* What the task asks
Among the records below, find each line that includes the string "personal" and copy it.

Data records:
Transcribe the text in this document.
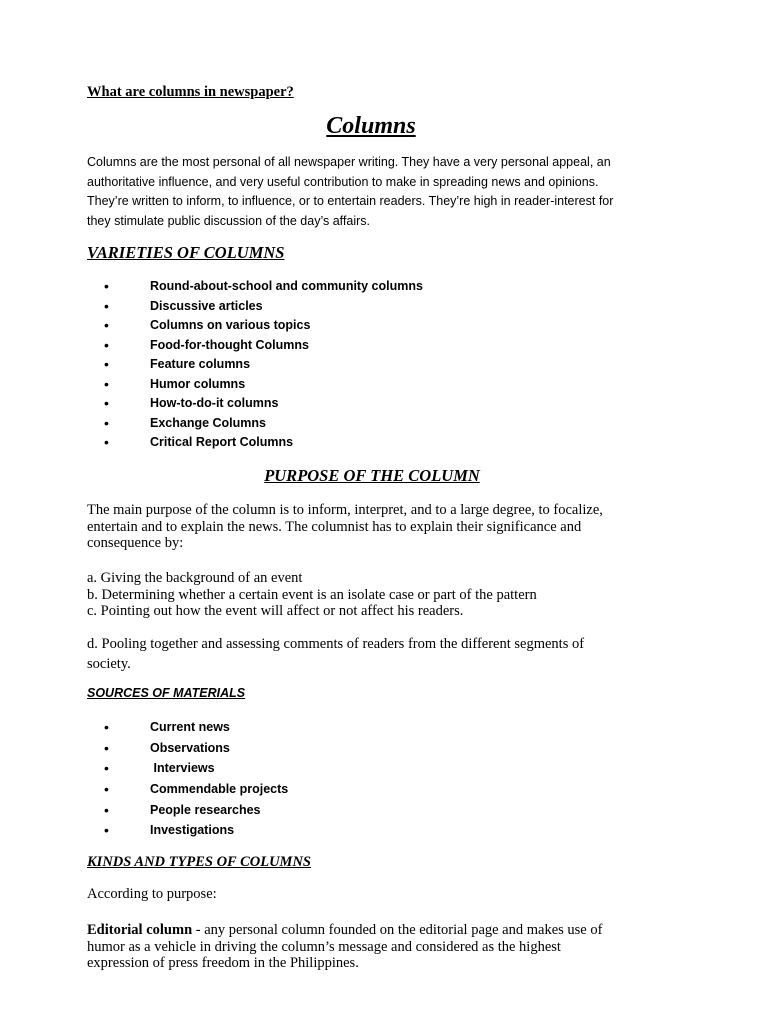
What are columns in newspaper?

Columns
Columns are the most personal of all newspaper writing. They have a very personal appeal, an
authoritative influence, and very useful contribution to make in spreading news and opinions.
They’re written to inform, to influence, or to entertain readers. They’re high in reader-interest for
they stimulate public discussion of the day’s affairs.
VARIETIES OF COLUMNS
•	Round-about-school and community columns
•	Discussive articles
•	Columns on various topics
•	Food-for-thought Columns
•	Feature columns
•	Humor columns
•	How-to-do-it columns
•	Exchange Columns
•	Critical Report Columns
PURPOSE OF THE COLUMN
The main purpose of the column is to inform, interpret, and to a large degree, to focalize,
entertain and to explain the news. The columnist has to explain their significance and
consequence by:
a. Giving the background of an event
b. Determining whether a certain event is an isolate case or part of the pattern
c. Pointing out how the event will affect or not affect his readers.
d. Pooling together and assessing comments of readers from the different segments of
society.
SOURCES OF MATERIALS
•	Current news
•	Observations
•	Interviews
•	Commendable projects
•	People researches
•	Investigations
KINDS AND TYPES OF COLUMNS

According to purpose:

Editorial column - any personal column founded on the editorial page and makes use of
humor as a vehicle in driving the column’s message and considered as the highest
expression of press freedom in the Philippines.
==
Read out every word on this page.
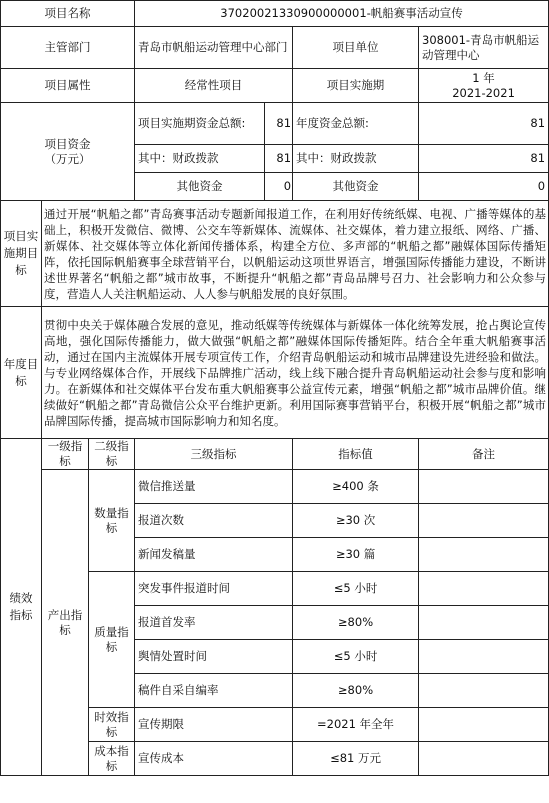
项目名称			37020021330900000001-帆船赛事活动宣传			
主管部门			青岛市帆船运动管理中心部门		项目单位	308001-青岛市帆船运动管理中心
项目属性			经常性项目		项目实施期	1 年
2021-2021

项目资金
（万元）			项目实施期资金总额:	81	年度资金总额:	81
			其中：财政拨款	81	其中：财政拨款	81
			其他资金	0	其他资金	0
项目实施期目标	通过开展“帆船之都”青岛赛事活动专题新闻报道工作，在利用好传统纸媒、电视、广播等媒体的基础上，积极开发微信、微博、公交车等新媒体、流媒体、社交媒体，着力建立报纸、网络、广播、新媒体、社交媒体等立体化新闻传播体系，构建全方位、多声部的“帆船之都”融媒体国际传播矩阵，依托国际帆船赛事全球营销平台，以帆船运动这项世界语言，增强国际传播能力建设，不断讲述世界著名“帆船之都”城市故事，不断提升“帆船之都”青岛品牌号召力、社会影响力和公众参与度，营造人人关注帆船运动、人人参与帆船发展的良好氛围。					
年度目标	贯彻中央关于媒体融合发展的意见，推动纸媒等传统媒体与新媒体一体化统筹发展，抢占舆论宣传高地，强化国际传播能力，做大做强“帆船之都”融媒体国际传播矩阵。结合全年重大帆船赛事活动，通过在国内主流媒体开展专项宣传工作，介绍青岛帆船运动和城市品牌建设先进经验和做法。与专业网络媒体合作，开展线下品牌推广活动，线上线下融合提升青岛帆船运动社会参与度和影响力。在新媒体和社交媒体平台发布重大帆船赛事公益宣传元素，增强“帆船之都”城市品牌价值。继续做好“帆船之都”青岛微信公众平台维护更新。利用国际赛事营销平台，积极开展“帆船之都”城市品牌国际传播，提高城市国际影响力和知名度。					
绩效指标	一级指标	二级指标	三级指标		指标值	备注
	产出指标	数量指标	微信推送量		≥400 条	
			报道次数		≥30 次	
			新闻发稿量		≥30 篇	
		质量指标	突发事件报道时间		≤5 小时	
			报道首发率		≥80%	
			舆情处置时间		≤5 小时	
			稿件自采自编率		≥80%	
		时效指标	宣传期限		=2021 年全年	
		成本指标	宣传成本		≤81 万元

* Task response
Columns are the most personal of all newspaper writing. They have a very personal appeal, an
Editorial column - any personal column founded on the editorial page and makes use of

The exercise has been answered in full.